-- BEGIN DATA TO USE --
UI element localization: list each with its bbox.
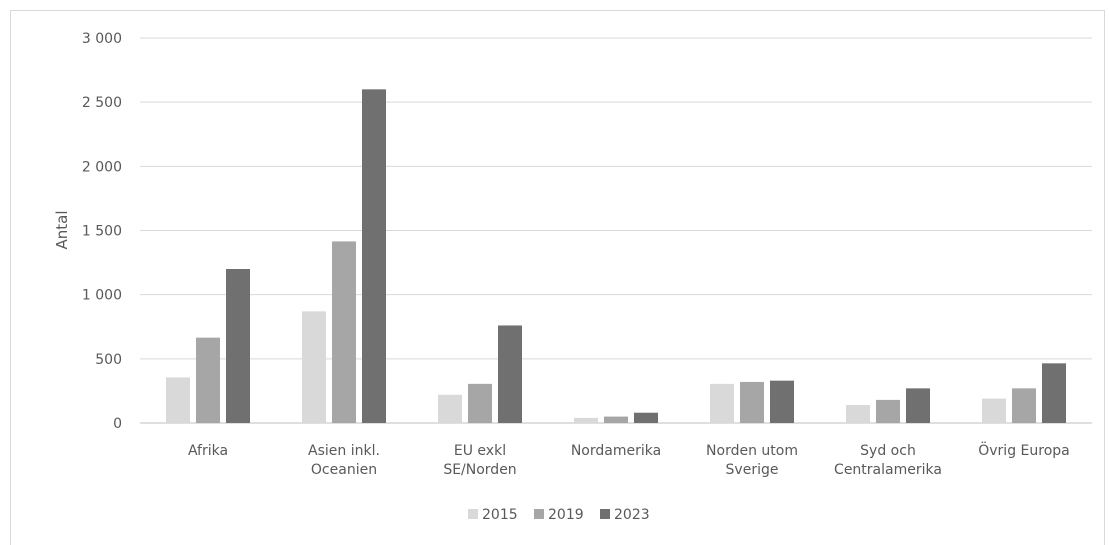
-- END DATA TO USE --
-- BEGIN DATA TO USE --
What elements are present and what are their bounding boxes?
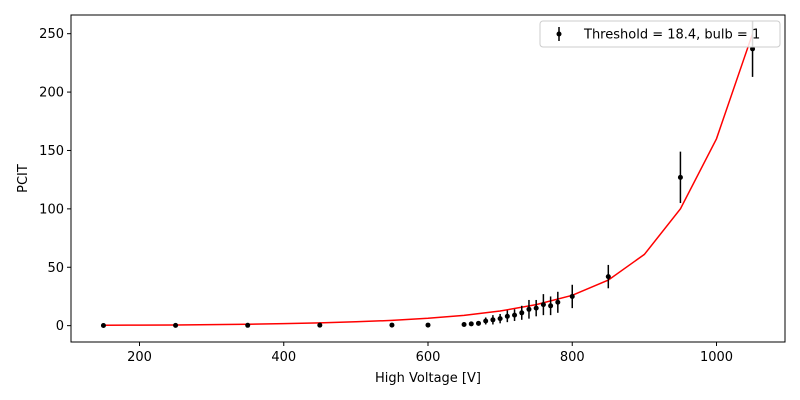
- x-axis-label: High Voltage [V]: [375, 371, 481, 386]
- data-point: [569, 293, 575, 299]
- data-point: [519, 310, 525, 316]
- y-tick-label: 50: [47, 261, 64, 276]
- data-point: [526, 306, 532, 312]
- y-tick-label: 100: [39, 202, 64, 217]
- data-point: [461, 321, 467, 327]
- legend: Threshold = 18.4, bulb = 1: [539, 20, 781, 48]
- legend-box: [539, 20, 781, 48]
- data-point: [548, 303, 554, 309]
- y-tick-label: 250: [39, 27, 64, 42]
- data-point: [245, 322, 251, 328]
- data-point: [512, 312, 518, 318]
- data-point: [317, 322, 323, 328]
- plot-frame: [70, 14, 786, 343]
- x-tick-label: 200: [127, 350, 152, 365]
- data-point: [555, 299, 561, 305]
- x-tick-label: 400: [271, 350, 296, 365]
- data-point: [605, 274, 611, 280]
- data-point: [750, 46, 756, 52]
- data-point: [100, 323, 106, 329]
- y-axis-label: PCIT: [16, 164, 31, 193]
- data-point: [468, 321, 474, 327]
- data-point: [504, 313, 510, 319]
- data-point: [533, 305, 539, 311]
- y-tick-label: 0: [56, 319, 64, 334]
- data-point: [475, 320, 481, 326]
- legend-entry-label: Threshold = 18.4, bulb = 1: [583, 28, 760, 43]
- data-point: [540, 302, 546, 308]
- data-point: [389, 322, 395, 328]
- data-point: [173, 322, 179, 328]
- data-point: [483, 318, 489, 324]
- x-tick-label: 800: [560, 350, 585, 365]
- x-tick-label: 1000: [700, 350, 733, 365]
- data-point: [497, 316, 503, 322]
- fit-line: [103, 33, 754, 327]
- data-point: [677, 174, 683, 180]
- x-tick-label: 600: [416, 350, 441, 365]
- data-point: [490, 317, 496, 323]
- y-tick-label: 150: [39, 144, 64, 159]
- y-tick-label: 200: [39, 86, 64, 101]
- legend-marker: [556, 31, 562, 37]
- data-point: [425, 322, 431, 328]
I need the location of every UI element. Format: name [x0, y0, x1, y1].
-- END DATA TO USE --
== SHORT PROBLEM ==
Copy out the listing word for word from the line containing "What elements are" through the line containing "- y-tick-label: 50: [47, 261, 64, 276]", with both of those lines included, and omit the picture.

== CORRECT RESULT ==
What elements are present and what are their bounding boxes?
- x-axis-label: High Voltage [V]: [375, 371, 481, 386]
- data-point: [569, 293, 575, 299]
- data-point: [519, 310, 525, 316]
- y-tick-label: 50: [47, 261, 64, 276]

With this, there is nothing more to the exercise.